**Data shown:**
┏━━
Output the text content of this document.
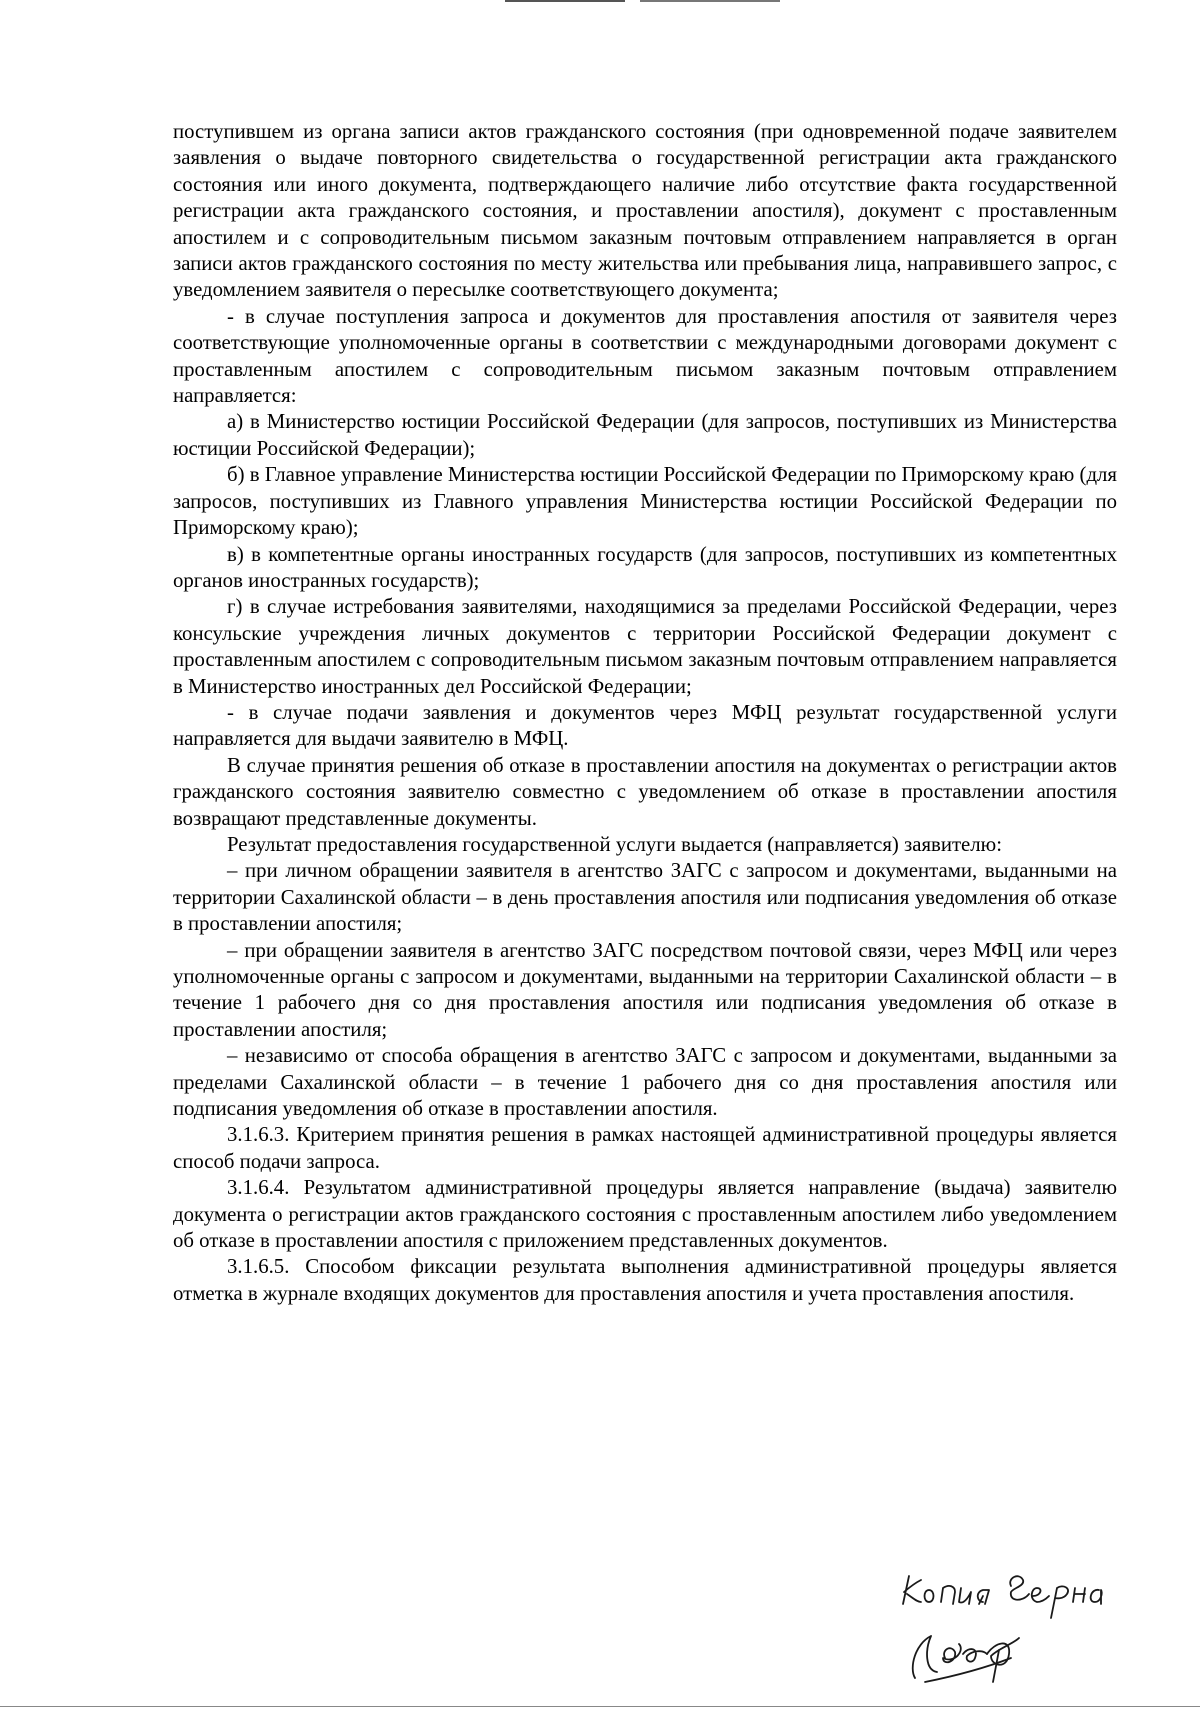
поступившем из органа записи актов гражданского состояния (при одновременной подаче заявителем заявления о выдаче повторного свидетельства о государственной регистрации акта гражданского состояния или иного документа, подтверждающего наличие либо отсутствие факта государственной регистрации акта гражданского состояния, и проставлении апостиля), документ с проставленным апостилем и с сопроводительным письмом заказным почтовым отправлением направляется в орган записи актов гражданского состояния по месту жительства или пребывания лица, направившего запрос, с уведомлением заявителя о пересылке соответствующего документа;

- в случае поступления запроса и документов для проставления апостиля от заявителя через соответствующие уполномоченные органы в соответствии с международными договорами документ с проставленным апостилем с сопроводительным письмом заказным почтовым отправлением направляется:

а) в Министерство юстиции Российской Федерации (для запросов, поступивших из Министерства юстиции Российской Федерации);

б) в Главное управление Министерства юстиции Российской Федерации по Приморскому краю (для запросов, поступивших из Главного управления Министерства юстиции Российской Федерации по Приморскому краю);

в) в компетентные органы иностранных государств (для запросов, поступивших из компетентных органов иностранных государств);

г) в случае истребования заявителями, находящимися за пределами Российской Федерации, через консульские учреждения личных документов с территории Российской Федерации документ с проставленным апостилем с сопроводительным письмом заказным почтовым отправлением направляется в Министерство иностранных дел Российской Федерации;

- в случае подачи заявления и документов через МФЦ результат государственной услуги направляется для выдачи заявителю в МФЦ.

В случае принятия решения об отказе в проставлении апостиля на документах о регистрации актов гражданского состояния заявителю совместно с уведомлением об отказе в проставлении апостиля возвращают представленные документы.

Результат предоставления государственной услуги выдается (направляется) заявителю:

– при личном обращении заявителя в агентство ЗАГС с запросом и документами, выданными на территории Сахалинской области – в день проставления апостиля или подписания уведомления об отказе в проставлении апостиля;

– при обращении заявителя в агентство ЗАГС посредством почтовой связи, через МФЦ или через уполномоченные органы с запросом и документами, выданными на территории Сахалинской области – в течение 1 рабочего дня со дня проставления апостиля или подписания уведомления об отказе в проставлении апостиля;

– независимо от способа обращения в агентство ЗАГС с запросом и документами, выданными за пределами Сахалинской области – в течение 1 рабочего дня со дня проставления апостиля или подписания уведомления об отказе в проставлении апостиля.

3.1.6.3. Критерием принятия решения в рамках настоящей административной процедуры является способ подачи запроса.

3.1.6.4. Результатом административной процедуры является направление (выдача) заявителю документа о регистрации актов гражданского состояния с проставленным апостилем либо уведомлением об отказе в проставлении апостиля с приложением представленных документов.

3.1.6.5. Способом фиксации результата выполнения административной процедуры является отметка в журнале входящих документов для проставления апостиля и учета проставления апостиля.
┗━━
**Requirements:** Look through the records and gather every line containing "гражданского".

**Final answer:**
поступившем из органа записи актов гражданского состояния (при одновременной подаче заявителем заявления о выдаче повторного свидетельства о государственной регистрации акта гражданского состояния или иного документа, подтверждающего наличие либо отсутствие факта государственной регистрации акта гражданского состояния, и проставлении апостиля), документ с проставленным апостилем и с сопроводительным письмом заказным почтовым отправлением направляется в орган записи актов гражданского состояния по месту жительства или пребывания лица, направившего запрос, с уведомлением заявителя о пересылке соответствующего документа;
В случае принятия решения об отказе в проставлении апостиля на документах о регистрации актов гражданского состояния заявителю совместно с уведомлением об отказе в проставлении апостиля возвращают представленные документы.
3.1.6.4. Результатом административной процедуры является направление (выдача) заявителю документа о регистрации актов гражданского состояния с проставленным апостилем либо уведомлением об отказе в проставлении апостиля с приложением представленных документов.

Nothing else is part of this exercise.